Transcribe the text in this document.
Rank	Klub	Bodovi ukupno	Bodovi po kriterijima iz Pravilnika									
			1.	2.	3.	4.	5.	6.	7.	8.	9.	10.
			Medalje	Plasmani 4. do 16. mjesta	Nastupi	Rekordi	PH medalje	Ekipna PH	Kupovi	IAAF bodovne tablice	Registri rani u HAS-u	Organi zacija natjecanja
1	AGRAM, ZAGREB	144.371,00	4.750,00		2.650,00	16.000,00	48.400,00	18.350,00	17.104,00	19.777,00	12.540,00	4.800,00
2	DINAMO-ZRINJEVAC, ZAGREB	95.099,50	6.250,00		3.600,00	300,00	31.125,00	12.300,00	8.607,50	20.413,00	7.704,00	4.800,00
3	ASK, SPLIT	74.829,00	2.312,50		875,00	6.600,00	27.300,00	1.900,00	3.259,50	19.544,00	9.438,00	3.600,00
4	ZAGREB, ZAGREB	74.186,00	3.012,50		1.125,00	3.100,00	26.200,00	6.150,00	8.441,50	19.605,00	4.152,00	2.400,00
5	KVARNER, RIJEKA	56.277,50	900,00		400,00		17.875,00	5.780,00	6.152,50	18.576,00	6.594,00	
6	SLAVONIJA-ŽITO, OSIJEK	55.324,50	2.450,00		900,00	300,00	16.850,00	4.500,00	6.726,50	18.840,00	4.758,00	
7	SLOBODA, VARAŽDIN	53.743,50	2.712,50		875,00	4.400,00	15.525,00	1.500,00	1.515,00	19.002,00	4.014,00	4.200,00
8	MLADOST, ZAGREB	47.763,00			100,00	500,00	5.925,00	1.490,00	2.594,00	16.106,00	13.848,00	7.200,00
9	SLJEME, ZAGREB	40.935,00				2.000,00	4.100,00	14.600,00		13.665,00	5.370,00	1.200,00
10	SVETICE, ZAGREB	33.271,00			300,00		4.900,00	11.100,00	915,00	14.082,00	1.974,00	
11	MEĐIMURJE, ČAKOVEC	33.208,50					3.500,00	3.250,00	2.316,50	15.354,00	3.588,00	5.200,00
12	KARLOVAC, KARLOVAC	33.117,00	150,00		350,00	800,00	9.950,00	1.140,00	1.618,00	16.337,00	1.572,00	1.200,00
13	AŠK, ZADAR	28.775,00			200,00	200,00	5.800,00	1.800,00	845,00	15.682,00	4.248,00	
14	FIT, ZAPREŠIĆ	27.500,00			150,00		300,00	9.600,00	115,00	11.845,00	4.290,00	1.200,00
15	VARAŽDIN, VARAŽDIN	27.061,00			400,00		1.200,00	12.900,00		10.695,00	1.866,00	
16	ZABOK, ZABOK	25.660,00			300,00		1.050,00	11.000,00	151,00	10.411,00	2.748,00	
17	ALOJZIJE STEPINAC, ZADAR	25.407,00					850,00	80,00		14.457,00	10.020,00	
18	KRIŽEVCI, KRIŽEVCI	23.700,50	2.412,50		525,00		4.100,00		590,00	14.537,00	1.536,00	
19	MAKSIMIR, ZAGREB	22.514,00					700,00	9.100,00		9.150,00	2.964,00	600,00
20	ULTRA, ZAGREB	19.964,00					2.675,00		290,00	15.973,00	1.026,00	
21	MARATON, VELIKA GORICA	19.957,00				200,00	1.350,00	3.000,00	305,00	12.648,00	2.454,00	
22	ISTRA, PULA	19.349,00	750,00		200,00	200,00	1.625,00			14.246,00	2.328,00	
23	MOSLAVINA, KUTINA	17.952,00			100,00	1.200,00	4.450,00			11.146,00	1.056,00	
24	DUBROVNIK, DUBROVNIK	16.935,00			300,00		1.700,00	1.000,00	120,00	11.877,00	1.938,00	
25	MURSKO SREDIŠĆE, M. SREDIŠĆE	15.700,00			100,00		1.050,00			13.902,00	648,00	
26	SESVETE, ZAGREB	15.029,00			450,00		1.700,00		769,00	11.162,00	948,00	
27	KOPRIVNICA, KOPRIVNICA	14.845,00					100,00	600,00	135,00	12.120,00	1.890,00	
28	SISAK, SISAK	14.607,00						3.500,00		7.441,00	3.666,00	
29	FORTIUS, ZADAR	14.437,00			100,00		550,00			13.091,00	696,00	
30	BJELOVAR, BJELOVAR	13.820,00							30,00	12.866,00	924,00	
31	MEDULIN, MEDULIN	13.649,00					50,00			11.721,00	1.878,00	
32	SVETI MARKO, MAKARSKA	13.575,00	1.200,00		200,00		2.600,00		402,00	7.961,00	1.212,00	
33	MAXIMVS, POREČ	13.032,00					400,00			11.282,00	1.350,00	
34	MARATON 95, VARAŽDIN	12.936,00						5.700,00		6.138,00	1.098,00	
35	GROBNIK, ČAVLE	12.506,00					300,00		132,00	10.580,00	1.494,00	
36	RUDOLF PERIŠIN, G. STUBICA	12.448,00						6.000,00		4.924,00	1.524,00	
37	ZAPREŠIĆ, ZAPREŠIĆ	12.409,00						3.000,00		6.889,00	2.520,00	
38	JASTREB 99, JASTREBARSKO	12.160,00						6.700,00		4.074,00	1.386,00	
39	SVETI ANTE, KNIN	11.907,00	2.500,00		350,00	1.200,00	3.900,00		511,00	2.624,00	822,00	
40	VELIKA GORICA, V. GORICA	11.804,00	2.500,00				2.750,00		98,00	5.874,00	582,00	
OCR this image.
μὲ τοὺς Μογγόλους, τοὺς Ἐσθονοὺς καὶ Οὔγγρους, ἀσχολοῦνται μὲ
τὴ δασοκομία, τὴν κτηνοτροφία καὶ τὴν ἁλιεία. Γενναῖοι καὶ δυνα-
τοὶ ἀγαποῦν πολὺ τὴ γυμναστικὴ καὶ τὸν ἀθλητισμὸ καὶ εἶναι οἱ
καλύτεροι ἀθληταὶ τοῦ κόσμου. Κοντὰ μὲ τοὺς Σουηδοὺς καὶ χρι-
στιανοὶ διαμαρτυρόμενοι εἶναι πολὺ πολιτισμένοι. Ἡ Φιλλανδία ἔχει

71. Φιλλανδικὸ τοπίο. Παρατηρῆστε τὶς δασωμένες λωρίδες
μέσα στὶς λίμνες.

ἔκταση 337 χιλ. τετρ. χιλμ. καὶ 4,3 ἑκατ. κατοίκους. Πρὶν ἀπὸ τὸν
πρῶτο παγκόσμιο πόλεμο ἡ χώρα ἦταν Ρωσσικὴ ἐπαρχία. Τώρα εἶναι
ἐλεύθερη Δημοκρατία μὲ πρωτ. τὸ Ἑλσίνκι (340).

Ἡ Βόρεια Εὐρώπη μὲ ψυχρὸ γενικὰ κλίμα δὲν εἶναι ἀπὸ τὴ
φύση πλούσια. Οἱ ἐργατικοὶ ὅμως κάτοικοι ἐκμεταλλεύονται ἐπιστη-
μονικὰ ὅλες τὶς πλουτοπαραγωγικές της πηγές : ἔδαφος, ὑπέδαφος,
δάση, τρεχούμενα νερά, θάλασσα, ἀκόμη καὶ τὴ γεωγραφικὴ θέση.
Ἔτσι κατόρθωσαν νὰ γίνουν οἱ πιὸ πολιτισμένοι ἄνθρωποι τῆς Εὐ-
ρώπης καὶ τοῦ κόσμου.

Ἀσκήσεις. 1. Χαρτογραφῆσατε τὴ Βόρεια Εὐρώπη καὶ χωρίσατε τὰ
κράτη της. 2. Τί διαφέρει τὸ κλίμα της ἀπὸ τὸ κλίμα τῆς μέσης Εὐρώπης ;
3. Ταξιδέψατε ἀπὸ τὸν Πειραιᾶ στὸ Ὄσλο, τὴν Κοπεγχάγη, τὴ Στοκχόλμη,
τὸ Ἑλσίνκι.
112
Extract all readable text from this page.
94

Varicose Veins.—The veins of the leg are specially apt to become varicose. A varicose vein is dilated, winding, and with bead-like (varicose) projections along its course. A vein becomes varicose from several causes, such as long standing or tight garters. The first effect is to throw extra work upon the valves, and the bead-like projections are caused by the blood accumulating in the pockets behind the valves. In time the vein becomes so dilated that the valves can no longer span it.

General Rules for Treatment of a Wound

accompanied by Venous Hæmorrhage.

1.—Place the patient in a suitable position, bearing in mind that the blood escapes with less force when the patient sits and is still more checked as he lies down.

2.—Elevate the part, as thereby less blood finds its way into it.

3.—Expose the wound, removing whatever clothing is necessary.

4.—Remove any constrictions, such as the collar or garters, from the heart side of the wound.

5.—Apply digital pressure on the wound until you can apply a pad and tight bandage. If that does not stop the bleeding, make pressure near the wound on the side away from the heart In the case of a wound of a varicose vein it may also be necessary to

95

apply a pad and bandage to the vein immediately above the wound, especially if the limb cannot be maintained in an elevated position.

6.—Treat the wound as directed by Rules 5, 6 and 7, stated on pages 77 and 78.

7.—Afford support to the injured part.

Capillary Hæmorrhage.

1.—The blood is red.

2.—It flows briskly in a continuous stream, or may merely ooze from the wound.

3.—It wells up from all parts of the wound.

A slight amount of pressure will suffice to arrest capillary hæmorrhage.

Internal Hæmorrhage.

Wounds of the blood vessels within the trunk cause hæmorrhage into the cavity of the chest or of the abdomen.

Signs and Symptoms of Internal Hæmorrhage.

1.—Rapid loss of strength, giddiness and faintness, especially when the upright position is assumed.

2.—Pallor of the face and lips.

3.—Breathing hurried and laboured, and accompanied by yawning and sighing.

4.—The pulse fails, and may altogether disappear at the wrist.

Required task: Locate each line with the word "VELIKA" and copy it.

Response to this task:
21	MARATON, VELIKA GORICA	19.957,00				200,00	1.350,00	3.000,00	305,00	12.648,00	2.454,00	
40	VELIKA GORICA, V. GORICA	11.804,00	2.500,00				2.750,00		98,00	5.874,00	582,00	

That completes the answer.